• PROBLEM TO WORK ON: Restate, word for word, every line of the data.

Stored data
- - - - - - -

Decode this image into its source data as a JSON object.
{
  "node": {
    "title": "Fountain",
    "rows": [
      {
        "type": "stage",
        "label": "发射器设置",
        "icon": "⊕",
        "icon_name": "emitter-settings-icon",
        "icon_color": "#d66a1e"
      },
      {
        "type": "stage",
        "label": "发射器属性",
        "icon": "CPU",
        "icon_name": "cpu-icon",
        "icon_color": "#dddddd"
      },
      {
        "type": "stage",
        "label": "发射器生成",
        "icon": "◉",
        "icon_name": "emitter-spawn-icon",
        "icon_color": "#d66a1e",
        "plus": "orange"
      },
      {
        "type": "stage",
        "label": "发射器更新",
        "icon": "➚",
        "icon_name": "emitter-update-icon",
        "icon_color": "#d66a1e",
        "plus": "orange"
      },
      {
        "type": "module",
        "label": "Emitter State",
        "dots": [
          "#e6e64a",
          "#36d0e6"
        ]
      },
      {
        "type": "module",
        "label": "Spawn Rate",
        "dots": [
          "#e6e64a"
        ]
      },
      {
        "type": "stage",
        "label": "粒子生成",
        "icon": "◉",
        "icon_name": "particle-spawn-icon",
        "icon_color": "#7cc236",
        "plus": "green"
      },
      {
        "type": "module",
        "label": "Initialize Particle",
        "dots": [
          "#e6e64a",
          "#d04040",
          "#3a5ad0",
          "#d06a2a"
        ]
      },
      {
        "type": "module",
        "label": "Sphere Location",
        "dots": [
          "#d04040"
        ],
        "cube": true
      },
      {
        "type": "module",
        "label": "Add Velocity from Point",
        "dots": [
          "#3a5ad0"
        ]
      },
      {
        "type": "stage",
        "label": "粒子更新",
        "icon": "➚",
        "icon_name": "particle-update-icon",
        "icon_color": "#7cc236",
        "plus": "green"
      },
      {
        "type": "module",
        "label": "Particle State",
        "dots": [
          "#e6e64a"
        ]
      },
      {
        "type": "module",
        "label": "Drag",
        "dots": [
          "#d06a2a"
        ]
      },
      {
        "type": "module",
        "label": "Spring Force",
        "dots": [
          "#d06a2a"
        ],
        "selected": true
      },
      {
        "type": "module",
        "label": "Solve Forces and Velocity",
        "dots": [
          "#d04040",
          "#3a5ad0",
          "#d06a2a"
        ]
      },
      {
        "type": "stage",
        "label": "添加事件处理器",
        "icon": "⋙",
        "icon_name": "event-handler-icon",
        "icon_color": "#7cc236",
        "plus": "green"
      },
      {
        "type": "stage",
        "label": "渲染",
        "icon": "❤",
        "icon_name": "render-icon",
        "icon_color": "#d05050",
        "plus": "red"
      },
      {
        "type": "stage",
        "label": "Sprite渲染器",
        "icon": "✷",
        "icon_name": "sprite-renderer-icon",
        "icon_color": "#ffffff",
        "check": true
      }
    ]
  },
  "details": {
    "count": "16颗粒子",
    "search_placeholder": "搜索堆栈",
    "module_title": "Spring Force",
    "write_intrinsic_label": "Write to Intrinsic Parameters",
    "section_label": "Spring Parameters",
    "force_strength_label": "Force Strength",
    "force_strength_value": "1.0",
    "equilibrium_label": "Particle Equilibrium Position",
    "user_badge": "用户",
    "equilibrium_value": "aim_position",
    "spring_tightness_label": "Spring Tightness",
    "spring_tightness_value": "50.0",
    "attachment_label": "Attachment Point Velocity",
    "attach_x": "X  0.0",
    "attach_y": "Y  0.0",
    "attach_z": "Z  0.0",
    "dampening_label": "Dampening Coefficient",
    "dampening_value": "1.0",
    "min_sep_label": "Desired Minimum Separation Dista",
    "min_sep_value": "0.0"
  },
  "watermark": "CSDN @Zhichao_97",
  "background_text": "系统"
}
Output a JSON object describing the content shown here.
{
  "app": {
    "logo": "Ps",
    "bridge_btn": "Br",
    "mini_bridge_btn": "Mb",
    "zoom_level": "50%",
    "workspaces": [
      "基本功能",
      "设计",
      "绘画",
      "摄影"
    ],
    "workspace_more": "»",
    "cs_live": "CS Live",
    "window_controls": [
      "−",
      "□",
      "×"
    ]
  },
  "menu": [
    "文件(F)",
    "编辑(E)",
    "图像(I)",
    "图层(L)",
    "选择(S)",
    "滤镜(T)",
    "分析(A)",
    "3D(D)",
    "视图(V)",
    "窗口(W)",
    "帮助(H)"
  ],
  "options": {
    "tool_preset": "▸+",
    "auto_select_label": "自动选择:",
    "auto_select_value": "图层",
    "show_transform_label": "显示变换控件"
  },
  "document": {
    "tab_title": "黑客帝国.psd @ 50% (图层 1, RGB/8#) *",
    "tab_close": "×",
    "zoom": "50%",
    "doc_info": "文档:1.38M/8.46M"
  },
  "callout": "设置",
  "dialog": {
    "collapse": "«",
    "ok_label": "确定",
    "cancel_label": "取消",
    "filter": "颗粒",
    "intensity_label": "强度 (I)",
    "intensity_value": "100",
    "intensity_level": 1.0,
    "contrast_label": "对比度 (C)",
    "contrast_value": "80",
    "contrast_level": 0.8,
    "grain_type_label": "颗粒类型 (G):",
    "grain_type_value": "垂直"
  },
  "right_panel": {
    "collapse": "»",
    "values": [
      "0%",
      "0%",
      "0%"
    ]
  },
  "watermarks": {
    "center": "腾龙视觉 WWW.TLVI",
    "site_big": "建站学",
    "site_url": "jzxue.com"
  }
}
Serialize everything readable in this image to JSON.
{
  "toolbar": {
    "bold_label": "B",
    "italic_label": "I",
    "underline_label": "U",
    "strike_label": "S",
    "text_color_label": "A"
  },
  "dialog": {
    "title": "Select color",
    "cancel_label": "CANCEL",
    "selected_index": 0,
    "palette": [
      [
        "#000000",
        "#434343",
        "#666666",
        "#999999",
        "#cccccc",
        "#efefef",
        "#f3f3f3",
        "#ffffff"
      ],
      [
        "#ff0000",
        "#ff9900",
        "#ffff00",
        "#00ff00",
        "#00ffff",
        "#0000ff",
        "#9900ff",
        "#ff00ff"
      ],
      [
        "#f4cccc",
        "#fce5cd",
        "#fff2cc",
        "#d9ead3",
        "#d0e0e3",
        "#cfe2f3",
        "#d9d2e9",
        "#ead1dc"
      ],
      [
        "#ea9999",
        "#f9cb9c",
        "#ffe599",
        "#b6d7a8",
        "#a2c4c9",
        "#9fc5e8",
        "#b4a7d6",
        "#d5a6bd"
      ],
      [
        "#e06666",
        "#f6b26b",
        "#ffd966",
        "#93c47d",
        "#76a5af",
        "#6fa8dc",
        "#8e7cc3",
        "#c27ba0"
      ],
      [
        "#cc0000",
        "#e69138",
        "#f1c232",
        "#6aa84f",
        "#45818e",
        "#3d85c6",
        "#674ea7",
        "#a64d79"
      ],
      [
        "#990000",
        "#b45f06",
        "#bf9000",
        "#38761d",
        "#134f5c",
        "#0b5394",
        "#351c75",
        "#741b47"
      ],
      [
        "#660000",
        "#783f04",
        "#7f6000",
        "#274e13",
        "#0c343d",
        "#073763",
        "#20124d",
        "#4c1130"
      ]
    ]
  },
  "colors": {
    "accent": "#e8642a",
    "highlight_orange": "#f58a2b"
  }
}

- - - - - - -

• THE OUTPUT:
Decode this image into its source data as a JSON object.
{
  "node": {
    "title": "Fountain",
    "rows": [
      {
        "type": "stage",
        "label": "发射器设置",
        "icon": "⊕",
        "icon_name": "emitter-settings-icon",
        "icon_color": "#d66a1e"
      },
      {
        "type": "stage",
        "label": "发射器属性",
        "icon": "CPU",
        "icon_name": "cpu-icon",
        "icon_color": "#dddddd"
      },
      {
        "type": "stage",
        "label": "发射器生成",
        "icon": "◉",
        "icon_name": "emitter-spawn-icon",
        "icon_color": "#d66a1e",
        "plus": "orange"
      },
      {
        "type": "stage",
        "label": "发射器更新",
        "icon": "➚",
        "icon_name": "emitter-update-icon",
        "icon_color": "#d66a1e",
        "plus": "orange"
      },
      {
        "type": "module",
        "label": "Emitter State",
        "dots": [
          "#e6e64a",
          "#36d0e6"
        ]
      },
      {
        "type": "module",
        "label": "Spawn Rate",
        "dots": [
          "#e6e64a"
        ]
      },
      {
        "type": "stage",
        "label": "粒子生成",
        "icon": "◉",
        "icon_name": "particle-spawn-icon",
        "icon_color": "#7cc236",
        "plus": "green"
      },
      {
        "type": "module",
        "label": "Initialize Particle",
        "dots": [
          "#e6e64a",
          "#d04040",
          "#3a5ad0",
          "#d06a2a"
        ]
      },
      {
        "type": "module",
        "label": "Sphere Location",
        "dots": [
          "#d04040"
        ],
        "cube": true
      },
      {
        "type": "module",
        "label": "Add Velocity from Point",
        "dots": [
          "#3a5ad0"
        ]
      },
      {
        "type": "stage",
        "label": "粒子更新",
        "icon": "➚",
        "icon_name": "particle-update-icon",
        "icon_color": "#7cc236",
        "plus": "green"
      },
      {
        "type": "module",
        "label": "Particle State",
        "dots": [
          "#e6e64a"
        ]
      },
      {
        "type": "module",
        "label": "Drag",
        "dots": [
          "#d06a2a"
        ]
      },
      {
        "type": "module",
        "label": "Spring Force",
        "dots": [
          "#d06a2a"
        ],
        "selected": true
      },
      {
        "type": "module",
        "label": "Solve Forces and Velocity",
        "dots": [
          "#d04040",
          "#3a5ad0",
          "#d06a2a"
        ]
      },
      {
        "type": "stage",
        "label": "添加事件处理器",
        "icon": "⋙",
        "icon_name": "event-handler-icon",
        "icon_color": "#7cc236",
        "plus": "green"
      },
      {
        "type": "stage",
        "label": "渲染",
        "icon": "❤",
        "icon_name": "render-icon",
        "icon_color": "#d05050",
        "plus": "red"
      },
      {
        "type": "stage",
        "label": "Sprite渲染器",
        "icon": "✷",
        "icon_name": "sprite-renderer-icon",
        "icon_color": "#ffffff",
        "check": true
      }
    ]
  },
  "details": {
    "count": "16颗粒子",
    "search_placeholder": "搜索堆栈",
    "module_title": "Spring Force",
    "write_intrinsic_label": "Write to Intrinsic Parameters",
    "section_label": "Spring Parameters",
    "force_strength_label": "Force Strength",
    "force_strength_value": "1.0",
    "equilibrium_label": "Particle Equilibrium Position",
    "user_badge": "用户",
    "equilibrium_value": "aim_position",
    "spring_tightness_label": "Spring Tightness",
    "spring_tightness_value": "50.0",
    "attachment_label": "Attachment Point Velocity",
    "attach_x": "X  0.0",
    "attach_y": "Y  0.0",
    "attach_z": "Z  0.0",
    "dampening_label": "Dampening Coefficient",
    "dampening_value": "1.0",
    "min_sep_label": "Desired Minimum Separation Dista",
    "min_sep_value": "0.0"
  },
  "watermark": "CSDN @Zhichao_97",
  "background_text": "系统"
}
Output a JSON object describing the content shown here.
{
  "app": {
    "logo": "Ps",
    "bridge_btn": "Br",
    "mini_bridge_btn": "Mb",
    "zoom_level": "50%",
    "workspaces": [
      "基本功能",
      "设计",
      "绘画",
      "摄影"
    ],
    "workspace_more": "»",
    "cs_live": "CS Live",
    "window_controls": [
      "−",
      "□",
      "×"
    ]
  },
  "menu": [
    "文件(F)",
    "编辑(E)",
    "图像(I)",
    "图层(L)",
    "选择(S)",
    "滤镜(T)",
    "分析(A)",
    "3D(D)",
    "视图(V)",
    "窗口(W)",
    "帮助(H)"
  ],
  "options": {
    "tool_preset": "▸+",
    "auto_select_label": "自动选择:",
    "auto_select_value": "图层",
    "show_transform_label": "显示变换控件"
  },
  "document": {
    "tab_title": "黑客帝国.psd @ 50% (图层 1, RGB/8#) *",
    "tab_close": "×",
    "zoom": "50%",
    "doc_info": "文档:1.38M/8.46M"
  },
  "callout": "设置",
  "dialog": {
    "collapse": "«",
    "ok_label": "确定",
    "cancel_label": "取消",
    "filter": "颗粒",
    "intensity_label": "强度 (I)",
    "intensity_value": "100",
    "intensity_level": 1.0,
    "contrast_label": "对比度 (C)",
    "contrast_value": "80",
    "contrast_level": 0.8,
    "grain_type_label": "颗粒类型 (G):",
    "grain_type_value": "垂直"
  },
  "right_panel": {
    "collapse": "»",
    "values": [
      "0%",
      "0%",
      "0%"
    ]
  },
  "watermarks": {
    "center": "腾龙视觉 WWW.TLVI",
    "site_big": "建站学",
    "site_url": "jzxue.com"
  }
}
Serialize everything readable in this image to JSON.
{
  "toolbar": {
    "bold_label": "B",
    "italic_label": "I",
    "underline_label": "U",
    "strike_label": "S",
    "text_color_label": "A"
  },
  "dialog": {
    "title": "Select color",
    "cancel_label": "CANCEL",
    "selected_index": 0,
    "palette": [
      [
        "#000000",
        "#434343",
        "#666666",
        "#999999",
        "#cccccc",
        "#efefef",
        "#f3f3f3",
        "#ffffff"
      ],
      [
        "#ff0000",
        "#ff9900",
        "#ffff00",
        "#00ff00",
        "#00ffff",
        "#0000ff",
        "#9900ff",
        "#ff00ff"
      ],
      [
        "#f4cccc",
        "#fce5cd",
        "#fff2cc",
        "#d9ead3",
        "#d0e0e3",
        "#cfe2f3",
        "#d9d2e9",
        "#ead1dc"
      ],
      [
        "#ea9999",
        "#f9cb9c",
        "#ffe599",
        "#b6d7a8",
        "#a2c4c9",
        "#9fc5e8",
        "#b4a7d6",
        "#d5a6bd"
      ],
      [
        "#e06666",
        "#f6b26b",
        "#ffd966",
        "#93c47d",
        "#76a5af",
        "#6fa8dc",
        "#8e7cc3",
        "#c27ba0"
      ],
      [
        "#cc0000",
        "#e69138",
        "#f1c232",
        "#6aa84f",
        "#45818e",
        "#3d85c6",
        "#674ea7",
        "#a64d79"
      ],
      [
        "#990000",
        "#b45f06",
        "#bf9000",
        "#38761d",
        "#134f5c",
        "#0b5394",
        "#351c75",
        "#741b47"
      ],
      [
        "#660000",
        "#783f04",
        "#7f6000",
        "#274e13",
        "#0c343d",
        "#073763",
        "#20124d",
        "#4c1130"
      ]
    ]
  },
  "colors": {
    "accent": "#e8642a",
    "highlight_orange": "#f58a2b"
  }
}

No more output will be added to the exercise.